=== EXERCISE ===
Retype every entry exactly, character for character.

=== GIVEN ENTRIES ===

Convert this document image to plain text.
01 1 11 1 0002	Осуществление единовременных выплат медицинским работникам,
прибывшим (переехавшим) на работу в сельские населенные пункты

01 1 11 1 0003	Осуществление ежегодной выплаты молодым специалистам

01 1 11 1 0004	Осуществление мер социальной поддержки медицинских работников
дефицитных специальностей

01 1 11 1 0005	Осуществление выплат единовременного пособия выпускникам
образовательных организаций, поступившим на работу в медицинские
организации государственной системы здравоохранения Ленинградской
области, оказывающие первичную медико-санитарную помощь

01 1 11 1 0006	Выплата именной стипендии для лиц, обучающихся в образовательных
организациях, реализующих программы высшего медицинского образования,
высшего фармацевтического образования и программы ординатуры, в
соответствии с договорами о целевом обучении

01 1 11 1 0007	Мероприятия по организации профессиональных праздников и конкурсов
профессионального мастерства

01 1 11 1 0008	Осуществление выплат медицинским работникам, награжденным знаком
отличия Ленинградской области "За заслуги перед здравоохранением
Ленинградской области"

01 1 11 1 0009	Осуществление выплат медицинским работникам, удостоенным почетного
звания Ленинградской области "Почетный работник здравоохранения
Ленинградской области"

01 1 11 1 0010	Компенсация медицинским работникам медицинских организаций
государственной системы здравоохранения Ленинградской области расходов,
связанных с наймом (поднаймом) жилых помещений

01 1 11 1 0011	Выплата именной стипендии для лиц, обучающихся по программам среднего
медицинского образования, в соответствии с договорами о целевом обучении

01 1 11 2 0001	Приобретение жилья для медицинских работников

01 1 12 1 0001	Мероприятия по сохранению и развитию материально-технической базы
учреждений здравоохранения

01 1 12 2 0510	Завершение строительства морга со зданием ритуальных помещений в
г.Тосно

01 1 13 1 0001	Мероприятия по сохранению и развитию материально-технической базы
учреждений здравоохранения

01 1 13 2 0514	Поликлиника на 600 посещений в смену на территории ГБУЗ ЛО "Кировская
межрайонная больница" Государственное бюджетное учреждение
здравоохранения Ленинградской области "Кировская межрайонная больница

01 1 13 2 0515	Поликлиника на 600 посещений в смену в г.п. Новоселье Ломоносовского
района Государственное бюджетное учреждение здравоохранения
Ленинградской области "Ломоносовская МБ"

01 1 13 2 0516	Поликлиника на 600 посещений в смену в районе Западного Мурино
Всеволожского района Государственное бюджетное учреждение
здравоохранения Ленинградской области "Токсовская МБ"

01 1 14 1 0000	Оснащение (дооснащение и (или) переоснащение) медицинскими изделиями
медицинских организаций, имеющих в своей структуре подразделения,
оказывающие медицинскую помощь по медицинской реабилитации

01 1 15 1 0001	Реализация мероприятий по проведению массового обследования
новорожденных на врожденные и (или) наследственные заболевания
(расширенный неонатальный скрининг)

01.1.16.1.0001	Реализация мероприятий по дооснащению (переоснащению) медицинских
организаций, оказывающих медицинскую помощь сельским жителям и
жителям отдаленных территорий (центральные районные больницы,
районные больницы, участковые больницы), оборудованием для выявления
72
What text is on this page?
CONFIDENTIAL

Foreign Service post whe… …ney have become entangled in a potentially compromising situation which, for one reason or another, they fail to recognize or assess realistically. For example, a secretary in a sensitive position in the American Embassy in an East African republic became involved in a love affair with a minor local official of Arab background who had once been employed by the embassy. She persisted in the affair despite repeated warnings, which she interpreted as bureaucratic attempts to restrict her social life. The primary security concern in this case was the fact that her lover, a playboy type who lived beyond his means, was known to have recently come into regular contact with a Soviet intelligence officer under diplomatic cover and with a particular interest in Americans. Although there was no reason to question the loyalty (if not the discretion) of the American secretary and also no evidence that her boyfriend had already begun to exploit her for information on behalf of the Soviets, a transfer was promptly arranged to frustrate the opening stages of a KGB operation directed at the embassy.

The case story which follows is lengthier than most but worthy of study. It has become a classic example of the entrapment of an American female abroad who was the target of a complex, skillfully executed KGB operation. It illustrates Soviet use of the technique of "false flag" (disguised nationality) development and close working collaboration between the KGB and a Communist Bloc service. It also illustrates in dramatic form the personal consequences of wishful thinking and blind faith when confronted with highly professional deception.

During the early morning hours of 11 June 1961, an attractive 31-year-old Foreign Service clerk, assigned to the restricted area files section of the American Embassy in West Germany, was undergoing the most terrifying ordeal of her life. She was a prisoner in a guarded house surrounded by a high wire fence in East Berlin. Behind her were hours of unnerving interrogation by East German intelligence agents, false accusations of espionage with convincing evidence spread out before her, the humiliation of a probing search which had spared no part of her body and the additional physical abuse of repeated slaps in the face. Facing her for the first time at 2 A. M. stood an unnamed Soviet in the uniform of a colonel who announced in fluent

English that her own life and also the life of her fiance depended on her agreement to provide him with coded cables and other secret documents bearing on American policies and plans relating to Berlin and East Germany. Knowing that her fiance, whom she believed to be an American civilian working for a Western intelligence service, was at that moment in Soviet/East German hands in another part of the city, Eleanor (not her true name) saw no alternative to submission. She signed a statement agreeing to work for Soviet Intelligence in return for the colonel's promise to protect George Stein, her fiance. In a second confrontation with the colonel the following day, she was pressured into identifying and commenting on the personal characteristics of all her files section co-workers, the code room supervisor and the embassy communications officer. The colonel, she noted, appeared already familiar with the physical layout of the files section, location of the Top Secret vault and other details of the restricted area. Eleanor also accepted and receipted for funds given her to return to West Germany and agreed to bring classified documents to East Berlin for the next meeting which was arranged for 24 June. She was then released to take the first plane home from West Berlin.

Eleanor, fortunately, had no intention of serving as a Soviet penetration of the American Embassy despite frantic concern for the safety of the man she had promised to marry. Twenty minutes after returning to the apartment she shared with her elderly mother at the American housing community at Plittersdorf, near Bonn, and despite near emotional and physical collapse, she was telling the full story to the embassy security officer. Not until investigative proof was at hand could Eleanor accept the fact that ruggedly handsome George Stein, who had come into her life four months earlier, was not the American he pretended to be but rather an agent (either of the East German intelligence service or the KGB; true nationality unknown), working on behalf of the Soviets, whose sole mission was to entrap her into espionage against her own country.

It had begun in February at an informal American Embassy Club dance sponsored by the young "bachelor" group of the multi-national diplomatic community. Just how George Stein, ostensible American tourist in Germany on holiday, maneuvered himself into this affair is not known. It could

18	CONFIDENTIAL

=== EXERCISE OUTPUT ===
Convert this document image to plain text.
01 1 11 1 0002	Осуществление единовременных выплат медицинским работникам,
прибывшим (переехавшим) на работу в сельские населенные пункты

01 1 11 1 0003	Осуществление ежегодной выплаты молодым специалистам

01 1 11 1 0004	Осуществление мер социальной поддержки медицинских работников
дефицитных специальностей

01 1 11 1 0005	Осуществление выплат единовременного пособия выпускникам
образовательных организаций, поступившим на работу в медицинские
организации государственной системы здравоохранения Ленинградской
области, оказывающие первичную медико-санитарную помощь

01 1 11 1 0006	Выплата именной стипендии для лиц, обучающихся в образовательных
организациях, реализующих программы высшего медицинского образования,
высшего фармацевтического образования и программы ординатуры, в
соответствии с договорами о целевом обучении

01 1 11 1 0007	Мероприятия по организации профессиональных праздников и конкурсов
профессионального мастерства

01 1 11 1 0008	Осуществление выплат медицинским работникам, награжденным знаком
отличия Ленинградской области "За заслуги перед здравоохранением
Ленинградской области"

01 1 11 1 0009	Осуществление выплат медицинским работникам, удостоенным почетного
звания Ленинградской области "Почетный работник здравоохранения
Ленинградской области"

01 1 11 1 0010	Компенсация медицинским работникам медицинских организаций
государственной системы здравоохранения Ленинградской области расходов,
связанных с наймом (поднаймом) жилых помещений

01 1 11 1 0011	Выплата именной стипендии для лиц, обучающихся по программам среднего
медицинского образования, в соответствии с договорами о целевом обучении

01 1 11 2 0001	Приобретение жилья для медицинских работников

01 1 12 1 0001	Мероприятия по сохранению и развитию материально-технической базы
учреждений здравоохранения

01 1 12 2 0510	Завершение строительства морга со зданием ритуальных помещений в
г.Тосно

01 1 13 1 0001	Мероприятия по сохранению и развитию материально-технической базы
учреждений здравоохранения

01 1 13 2 0514	Поликлиника на 600 посещений в смену на территории ГБУЗ ЛО "Кировская
межрайонная больница" Государственное бюджетное учреждение
здравоохранения Ленинградской области "Кировская межрайонная больница

01 1 13 2 0515	Поликлиника на 600 посещений в смену в г.п. Новоселье Ломоносовского
района Государственное бюджетное учреждение здравоохранения
Ленинградской области "Ломоносовская МБ"

01 1 13 2 0516	Поликлиника на 600 посещений в смену в районе Западного Мурино
Всеволожского района Государственное бюджетное учреждение
здравоохранения Ленинградской области "Токсовская МБ"

01 1 14 1 0000	Оснащение (дооснащение и (или) переоснащение) медицинскими изделиями
медицинских организаций, имеющих в своей структуре подразделения,
оказывающие медицинскую помощь по медицинской реабилитации

01 1 15 1 0001	Реализация мероприятий по проведению массового обследования
новорожденных на врожденные и (или) наследственные заболевания
(расширенный неонатальный скрининг)

01.1.16.1.0001	Реализация мероприятий по дооснащению (переоснащению) медицинских
организаций, оказывающих медицинскую помощь сельским жителям и
жителям отдаленных территорий (центральные районные больницы,
районные больницы, участковые больницы), оборудованием для выявления
72
What text is on this page?
CONFIDENTIAL

Foreign Service post whe… …ney have become entangled in a potentially compromising situation which, for one reason or another, they fail to recognize or assess realistically. For example, a secretary in a sensitive position in the American Embassy in an East African republic became involved in a love affair with a minor local official of Arab background who had once been employed by the embassy. She persisted in the affair despite repeated warnings, which she interpreted as bureaucratic attempts to restrict her social life. The primary security concern in this case was the fact that her lover, a playboy type who lived beyond his means, was known to have recently come into regular contact with a Soviet intelligence officer under diplomatic cover and with a particular interest in Americans. Although there was no reason to question the loyalty (if not the discretion) of the American secretary and also no evidence that her boyfriend had already begun to exploit her for information on behalf of the Soviets, a transfer was promptly arranged to frustrate the opening stages of a KGB operation directed at the embassy.

The case story which follows is lengthier than most but worthy of study. It has become a classic example of the entrapment of an American female abroad who was the target of a complex, skillfully executed KGB operation. It illustrates Soviet use of the technique of "false flag" (disguised nationality) development and close working collaboration between the KGB and a Communist Bloc service. It also illustrates in dramatic form the personal consequences of wishful thinking and blind faith when confronted with highly professional deception.

During the early morning hours of 11 June 1961, an attractive 31-year-old Foreign Service clerk, assigned to the restricted area files section of the American Embassy in West Germany, was undergoing the most terrifying ordeal of her life. She was a prisoner in a guarded house surrounded by a high wire fence in East Berlin. Behind her were hours of unnerving interrogation by East German intelligence agents, false accusations of espionage with convincing evidence spread out before her, the humiliation of a probing search which had spared no part of her body and the additional physical abuse of repeated slaps in the face. Facing her for the first time at 2 A. M. stood an unnamed Soviet in the uniform of a colonel who announced in fluent

English that her own life and also the life of her fiance depended on her agreement to provide him with coded cables and other secret documents bearing on American policies and plans relating to Berlin and East Germany. Knowing that her fiance, whom she believed to be an American civilian working for a Western intelligence service, was at that moment in Soviet/East German hands in another part of the city, Eleanor (not her true name) saw no alternative to submission. She signed a statement agreeing to work for Soviet Intelligence in return for the colonel's promise to protect George Stein, her fiance. In a second confrontation with the colonel the following day, she was pressured into identifying and commenting on the personal characteristics of all her files section co-workers, the code room supervisor and the embassy communications officer. The colonel, she noted, appeared already familiar with the physical layout of the files section, location of the Top Secret vault and other details of the restricted area. Eleanor also accepted and receipted for funds given her to return to West Germany and agreed to bring classified documents to East Berlin for the next meeting which was arranged for 24 June. She was then released to take the first plane home from West Berlin.

Eleanor, fortunately, had no intention of serving as a Soviet penetration of the American Embassy despite frantic concern for the safety of the man she had promised to marry. Twenty minutes after returning to the apartment she shared with her elderly mother at the American housing community at Plittersdorf, near Bonn, and despite near emotional and physical collapse, she was telling the full story to the embassy security officer. Not until investigative proof was at hand could Eleanor accept the fact that ruggedly handsome George Stein, who had come into her life four months earlier, was not the American he pretended to be but rather an agent (either of the East German intelligence service or the KGB; true nationality unknown), working on behalf of the Soviets, whose sole mission was to entrap her into espionage against her own country.

It had begun in February at an informal American Embassy Club dance sponsored by the young "bachelor" group of the multi-national diplomatic community. Just how George Stein, ostensible American tourist in Germany on holiday, maneuvered himself into this affair is not known. It could

18	CONFIDENTIAL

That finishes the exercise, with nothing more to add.